#### Data extract ####
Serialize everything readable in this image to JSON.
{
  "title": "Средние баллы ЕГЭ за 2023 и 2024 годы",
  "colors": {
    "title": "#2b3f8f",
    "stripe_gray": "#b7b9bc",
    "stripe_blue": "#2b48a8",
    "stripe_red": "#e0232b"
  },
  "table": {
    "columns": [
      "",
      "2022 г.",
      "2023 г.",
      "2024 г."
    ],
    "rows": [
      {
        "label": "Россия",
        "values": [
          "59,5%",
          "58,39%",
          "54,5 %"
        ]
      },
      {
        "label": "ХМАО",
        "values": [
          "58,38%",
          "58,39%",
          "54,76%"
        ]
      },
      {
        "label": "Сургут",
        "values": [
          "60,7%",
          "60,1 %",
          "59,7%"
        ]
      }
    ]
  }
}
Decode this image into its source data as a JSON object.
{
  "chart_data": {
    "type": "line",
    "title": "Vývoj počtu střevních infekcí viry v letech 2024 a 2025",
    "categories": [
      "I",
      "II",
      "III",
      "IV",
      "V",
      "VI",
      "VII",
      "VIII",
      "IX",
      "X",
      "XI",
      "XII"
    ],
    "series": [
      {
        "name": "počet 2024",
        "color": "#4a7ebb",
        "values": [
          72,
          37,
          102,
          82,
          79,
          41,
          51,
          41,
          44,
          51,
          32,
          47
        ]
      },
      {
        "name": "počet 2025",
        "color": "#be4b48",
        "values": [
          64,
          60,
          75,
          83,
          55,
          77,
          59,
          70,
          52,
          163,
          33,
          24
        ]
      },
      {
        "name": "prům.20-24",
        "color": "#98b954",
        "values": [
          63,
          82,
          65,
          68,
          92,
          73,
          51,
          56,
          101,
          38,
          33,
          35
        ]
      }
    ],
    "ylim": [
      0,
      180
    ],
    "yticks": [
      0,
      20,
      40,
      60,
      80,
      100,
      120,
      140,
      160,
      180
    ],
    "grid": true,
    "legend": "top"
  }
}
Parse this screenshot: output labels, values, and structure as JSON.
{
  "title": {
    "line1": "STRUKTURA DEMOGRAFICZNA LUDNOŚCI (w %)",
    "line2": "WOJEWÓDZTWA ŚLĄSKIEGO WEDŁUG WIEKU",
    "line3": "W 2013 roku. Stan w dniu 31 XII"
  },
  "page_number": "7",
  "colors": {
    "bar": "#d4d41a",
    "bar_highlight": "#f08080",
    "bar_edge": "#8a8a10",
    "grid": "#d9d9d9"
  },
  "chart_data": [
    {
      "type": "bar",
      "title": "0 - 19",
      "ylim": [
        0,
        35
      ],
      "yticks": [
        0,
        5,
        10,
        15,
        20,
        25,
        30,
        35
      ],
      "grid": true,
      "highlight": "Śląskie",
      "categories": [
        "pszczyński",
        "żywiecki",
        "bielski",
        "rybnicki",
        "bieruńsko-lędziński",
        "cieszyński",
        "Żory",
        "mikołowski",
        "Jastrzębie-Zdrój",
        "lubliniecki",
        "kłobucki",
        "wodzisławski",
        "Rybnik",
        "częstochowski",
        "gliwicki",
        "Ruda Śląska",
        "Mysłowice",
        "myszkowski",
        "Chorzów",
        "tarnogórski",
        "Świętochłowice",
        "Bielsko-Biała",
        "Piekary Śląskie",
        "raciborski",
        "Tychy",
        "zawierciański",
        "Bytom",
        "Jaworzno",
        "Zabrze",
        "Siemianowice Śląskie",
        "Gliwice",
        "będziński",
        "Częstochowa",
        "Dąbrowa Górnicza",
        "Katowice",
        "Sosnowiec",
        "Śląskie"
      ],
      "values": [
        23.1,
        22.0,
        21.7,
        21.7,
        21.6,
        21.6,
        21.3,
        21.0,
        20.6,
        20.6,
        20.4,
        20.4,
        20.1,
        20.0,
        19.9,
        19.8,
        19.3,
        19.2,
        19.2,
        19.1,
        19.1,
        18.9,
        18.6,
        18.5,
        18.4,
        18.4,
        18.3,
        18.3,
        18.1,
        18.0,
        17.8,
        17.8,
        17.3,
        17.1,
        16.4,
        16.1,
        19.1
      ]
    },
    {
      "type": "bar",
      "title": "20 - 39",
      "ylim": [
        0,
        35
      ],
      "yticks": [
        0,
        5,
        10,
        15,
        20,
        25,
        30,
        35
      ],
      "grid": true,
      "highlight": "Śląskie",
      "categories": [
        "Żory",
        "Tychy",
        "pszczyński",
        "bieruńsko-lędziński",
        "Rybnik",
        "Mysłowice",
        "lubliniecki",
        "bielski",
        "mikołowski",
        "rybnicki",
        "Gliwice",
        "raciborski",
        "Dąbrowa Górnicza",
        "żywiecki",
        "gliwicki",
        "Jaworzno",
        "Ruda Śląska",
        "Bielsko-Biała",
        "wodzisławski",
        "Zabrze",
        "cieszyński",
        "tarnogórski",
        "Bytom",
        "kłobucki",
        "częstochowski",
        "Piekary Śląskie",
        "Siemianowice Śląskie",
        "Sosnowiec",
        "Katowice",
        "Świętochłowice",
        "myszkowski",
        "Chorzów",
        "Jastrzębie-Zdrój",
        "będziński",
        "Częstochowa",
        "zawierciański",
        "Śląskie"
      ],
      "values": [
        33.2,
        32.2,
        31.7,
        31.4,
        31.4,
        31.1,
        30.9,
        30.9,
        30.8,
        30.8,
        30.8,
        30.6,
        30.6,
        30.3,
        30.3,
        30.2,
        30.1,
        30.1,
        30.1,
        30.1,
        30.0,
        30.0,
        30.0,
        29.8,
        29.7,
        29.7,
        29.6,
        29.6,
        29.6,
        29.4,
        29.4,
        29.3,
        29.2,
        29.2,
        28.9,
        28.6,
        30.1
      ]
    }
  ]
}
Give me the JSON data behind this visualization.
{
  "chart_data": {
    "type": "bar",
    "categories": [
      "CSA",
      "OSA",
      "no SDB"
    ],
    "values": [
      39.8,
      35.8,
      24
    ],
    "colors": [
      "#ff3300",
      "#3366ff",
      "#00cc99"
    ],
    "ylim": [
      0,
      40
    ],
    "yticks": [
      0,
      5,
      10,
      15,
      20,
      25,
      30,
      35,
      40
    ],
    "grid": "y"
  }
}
####
The exercise:
Reproduce only the lines between the line containing "Give me the" and the last line of the records, those two lines included, exactly.

Answer in full:
Give me the JSON data behind this visualization.
{
  "chart_data": {
    "type": "bar",
    "categories": [
      "CSA",
      "OSA",
      "no SDB"
    ],
    "values": [
      39.8,
      35.8,
      24
    ],
    "colors": [
      "#ff3300",
      "#3366ff",
      "#00cc99"
    ],
    "ylim": [
      0,
      40
    ],
    "yticks": [
      0,
      5,
      10,
      15,
      20,
      25,
      30,
      35,
      40
    ],
    "grid": "y"
  }
}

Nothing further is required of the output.